Show only lines that include "true".

- Supplied records
______________________________

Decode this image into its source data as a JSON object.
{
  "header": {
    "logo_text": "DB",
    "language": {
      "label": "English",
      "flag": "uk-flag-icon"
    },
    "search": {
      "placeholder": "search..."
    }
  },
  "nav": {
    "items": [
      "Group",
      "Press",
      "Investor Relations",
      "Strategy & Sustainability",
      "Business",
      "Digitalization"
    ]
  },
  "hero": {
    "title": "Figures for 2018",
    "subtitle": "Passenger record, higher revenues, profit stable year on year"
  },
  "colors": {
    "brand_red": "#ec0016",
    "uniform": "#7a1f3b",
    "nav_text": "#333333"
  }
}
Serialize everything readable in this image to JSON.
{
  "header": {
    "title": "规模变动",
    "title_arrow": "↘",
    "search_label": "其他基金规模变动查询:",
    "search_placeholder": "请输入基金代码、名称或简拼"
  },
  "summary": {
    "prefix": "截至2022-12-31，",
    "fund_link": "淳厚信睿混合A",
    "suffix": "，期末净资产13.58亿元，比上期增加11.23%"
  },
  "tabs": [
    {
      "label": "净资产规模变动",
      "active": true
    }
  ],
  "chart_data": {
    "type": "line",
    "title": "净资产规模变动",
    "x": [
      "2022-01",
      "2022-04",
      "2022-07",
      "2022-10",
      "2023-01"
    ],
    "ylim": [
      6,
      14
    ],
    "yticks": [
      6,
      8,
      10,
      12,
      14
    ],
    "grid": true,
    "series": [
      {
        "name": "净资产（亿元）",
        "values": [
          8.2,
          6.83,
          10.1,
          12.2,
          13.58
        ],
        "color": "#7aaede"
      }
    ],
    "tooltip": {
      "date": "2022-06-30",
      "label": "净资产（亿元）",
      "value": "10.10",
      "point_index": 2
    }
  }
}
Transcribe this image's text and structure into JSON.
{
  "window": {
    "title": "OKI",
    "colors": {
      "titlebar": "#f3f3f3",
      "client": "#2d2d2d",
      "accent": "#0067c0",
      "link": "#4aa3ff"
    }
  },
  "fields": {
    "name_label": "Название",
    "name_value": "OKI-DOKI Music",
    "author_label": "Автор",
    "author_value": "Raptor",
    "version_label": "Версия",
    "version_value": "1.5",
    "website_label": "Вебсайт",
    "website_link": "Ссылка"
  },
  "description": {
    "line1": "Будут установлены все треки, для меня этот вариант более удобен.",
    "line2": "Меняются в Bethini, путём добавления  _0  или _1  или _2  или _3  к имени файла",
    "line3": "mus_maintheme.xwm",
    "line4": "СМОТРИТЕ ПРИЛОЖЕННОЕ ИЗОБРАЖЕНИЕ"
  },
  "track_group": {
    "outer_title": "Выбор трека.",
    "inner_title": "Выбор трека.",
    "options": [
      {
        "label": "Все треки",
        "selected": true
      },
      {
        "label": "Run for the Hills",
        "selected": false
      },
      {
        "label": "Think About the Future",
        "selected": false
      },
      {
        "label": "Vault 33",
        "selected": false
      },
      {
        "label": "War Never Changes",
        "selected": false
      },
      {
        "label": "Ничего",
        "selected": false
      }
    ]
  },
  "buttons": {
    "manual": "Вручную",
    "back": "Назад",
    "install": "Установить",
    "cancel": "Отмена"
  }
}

______________________________

- Result of the task
      "active": true
    "grid": true,
        "selected": true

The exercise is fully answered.